## SELECTED TEXT
****************************************

The festival lasts a fortnight, and is a succession of feasts and theatrical entertainments, everybody's object being to cast care and work to the winds. Even the official seals of the mandarins are formally and with much rejoicing sealed up and laid aside for one month. On the 20th day of the 12th month houses and temples are thoroughly washed and cleaned, rich and poor decorate with cloth-of-gold, silk embroideries, artificial and real flowers, banners, scrolls, lucky characters, illuminated strips of paper, and bunches of gilt-paper flowers, and even the poorest coolie contrives to greet the festival with some natural blossom. There is no rest either by night or day, joss-sticks burn incessantly, and lamps before the ancestral tablets, gongs are beaten, gingalls fire incessantly, and great crackers like cartridges fastened together in rows are let off at intervals before every door to frighten away evil spirits; there are family banquets of wearisome length, feasts to the household gods, offerings in the temples, processions in the street by torch and lantern light, presents are given to the living, and offerings to the dead, the poor are feasted, and the general din is heightened by messengers perambulating the streets with gongs, calling them to the different banquets. When the fortnight of rejoicing is over its signs are removed, and after the outbreak of extravagant expenditure the Chinese return to their quiet, industrious habits and frugal ways.

****************************************

## WORK INSTRUCTIONS
Please write what comes next in the passage on the Chinese New Year festival, starting after its final sentence. The items that come next were taken from a different source than the passage on the festival.

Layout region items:
****************************************

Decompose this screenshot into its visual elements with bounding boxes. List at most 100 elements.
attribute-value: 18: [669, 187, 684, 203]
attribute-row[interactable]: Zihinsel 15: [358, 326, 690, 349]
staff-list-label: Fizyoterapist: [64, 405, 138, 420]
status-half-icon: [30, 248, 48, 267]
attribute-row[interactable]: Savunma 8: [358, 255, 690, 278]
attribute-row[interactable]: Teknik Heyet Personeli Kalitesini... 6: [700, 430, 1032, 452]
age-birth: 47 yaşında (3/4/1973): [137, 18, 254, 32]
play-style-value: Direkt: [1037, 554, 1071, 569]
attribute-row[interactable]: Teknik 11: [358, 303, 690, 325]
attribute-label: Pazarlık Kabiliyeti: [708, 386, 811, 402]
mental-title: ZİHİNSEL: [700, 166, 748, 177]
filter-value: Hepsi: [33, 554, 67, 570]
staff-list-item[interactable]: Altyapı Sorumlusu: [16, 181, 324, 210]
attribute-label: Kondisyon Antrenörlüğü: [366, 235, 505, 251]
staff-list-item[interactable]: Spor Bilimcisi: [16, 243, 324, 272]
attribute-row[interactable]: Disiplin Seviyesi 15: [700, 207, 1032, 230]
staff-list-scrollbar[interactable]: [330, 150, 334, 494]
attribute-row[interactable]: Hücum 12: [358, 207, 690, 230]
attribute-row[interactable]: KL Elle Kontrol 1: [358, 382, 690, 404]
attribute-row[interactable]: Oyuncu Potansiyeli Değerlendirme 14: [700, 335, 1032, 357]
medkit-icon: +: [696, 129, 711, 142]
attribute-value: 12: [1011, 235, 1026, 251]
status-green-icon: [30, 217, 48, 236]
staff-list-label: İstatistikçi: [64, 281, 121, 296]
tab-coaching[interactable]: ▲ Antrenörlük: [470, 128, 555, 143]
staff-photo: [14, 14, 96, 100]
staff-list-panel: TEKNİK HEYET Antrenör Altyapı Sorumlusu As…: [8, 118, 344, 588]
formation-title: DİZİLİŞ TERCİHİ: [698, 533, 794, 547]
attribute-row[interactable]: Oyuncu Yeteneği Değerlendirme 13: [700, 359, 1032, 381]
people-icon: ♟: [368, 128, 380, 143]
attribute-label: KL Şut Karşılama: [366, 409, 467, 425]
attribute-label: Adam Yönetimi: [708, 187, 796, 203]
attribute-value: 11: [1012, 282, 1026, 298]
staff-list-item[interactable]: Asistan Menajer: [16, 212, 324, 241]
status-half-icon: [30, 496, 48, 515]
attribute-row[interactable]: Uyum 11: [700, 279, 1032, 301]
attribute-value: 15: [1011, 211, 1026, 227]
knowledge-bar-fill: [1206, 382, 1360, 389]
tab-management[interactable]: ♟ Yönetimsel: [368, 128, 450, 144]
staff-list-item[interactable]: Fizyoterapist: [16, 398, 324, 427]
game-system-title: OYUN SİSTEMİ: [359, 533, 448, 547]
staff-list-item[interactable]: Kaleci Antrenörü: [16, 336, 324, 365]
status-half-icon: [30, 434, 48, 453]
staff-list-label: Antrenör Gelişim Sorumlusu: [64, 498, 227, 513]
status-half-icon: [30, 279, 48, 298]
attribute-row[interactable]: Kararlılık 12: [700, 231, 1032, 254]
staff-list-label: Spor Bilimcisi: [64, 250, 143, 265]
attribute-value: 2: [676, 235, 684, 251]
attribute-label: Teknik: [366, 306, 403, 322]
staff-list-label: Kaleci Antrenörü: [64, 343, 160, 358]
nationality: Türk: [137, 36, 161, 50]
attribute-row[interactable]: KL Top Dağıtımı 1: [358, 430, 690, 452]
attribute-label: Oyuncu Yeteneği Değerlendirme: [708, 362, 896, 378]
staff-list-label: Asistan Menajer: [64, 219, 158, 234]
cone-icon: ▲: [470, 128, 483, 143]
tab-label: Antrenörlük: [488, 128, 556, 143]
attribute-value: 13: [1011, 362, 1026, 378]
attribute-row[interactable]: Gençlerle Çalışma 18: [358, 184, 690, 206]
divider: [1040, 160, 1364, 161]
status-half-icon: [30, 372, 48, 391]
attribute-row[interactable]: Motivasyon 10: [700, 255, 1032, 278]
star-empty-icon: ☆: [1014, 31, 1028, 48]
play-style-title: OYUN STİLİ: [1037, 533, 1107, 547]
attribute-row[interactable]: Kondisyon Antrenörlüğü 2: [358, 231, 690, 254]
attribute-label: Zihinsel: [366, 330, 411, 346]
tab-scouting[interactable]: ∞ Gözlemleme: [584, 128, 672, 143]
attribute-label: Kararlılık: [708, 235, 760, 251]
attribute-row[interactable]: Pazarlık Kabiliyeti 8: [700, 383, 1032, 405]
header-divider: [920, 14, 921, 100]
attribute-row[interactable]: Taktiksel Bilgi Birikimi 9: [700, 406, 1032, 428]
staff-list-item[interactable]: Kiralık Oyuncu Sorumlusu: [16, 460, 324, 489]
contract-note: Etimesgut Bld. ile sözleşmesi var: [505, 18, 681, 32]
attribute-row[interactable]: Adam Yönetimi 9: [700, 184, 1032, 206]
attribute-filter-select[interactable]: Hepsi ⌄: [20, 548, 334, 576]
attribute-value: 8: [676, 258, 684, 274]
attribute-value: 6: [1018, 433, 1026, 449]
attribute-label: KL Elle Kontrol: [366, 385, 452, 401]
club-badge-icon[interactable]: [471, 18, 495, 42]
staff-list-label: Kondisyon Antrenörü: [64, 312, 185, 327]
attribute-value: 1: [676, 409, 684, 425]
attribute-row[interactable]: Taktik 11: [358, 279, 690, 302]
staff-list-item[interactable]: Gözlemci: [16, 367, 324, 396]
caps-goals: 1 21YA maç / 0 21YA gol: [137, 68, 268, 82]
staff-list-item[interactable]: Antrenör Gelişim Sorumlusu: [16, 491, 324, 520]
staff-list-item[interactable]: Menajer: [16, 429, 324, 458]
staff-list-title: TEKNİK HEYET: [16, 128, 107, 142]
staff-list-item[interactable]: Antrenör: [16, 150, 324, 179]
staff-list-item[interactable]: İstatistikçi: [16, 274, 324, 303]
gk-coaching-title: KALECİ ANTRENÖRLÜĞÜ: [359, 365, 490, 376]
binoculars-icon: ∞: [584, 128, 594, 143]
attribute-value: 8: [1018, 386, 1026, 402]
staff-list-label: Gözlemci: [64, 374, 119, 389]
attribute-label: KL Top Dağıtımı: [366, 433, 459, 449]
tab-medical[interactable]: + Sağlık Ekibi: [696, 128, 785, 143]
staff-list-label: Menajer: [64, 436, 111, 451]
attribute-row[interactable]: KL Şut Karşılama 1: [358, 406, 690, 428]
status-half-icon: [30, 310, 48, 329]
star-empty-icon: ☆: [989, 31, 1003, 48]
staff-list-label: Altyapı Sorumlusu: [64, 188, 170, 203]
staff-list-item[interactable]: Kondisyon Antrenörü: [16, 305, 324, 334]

****************************************

## FINAL RESULT
Just as this brilliant display left the room, a figure in richer coloring of skin appeared—Babu, the head servant, in his beautiful Hadji dress. He wore white full trousers, drawn in tightly at the ankles over black shoes, but very little of these trousers showed below a long, fine, linen tunic of spotless white, with a girdle of orange silk. Over this was a short jacket of rich green silk, embroidered in front with green of the same color, and over all a pure white robe falling from the shoulders. The turban was a Mecca turban made of many yards of soft white silk, embroidered in white silk. It was difficult to believe that this gorgeous Mussulman, in the odor of double sanctity, with his scornful face and superb air, could so far demean himself as to wait on "dogs of infidels" at dinner, or appear in my room at the Stadthaus, with matutinal tea and bananas!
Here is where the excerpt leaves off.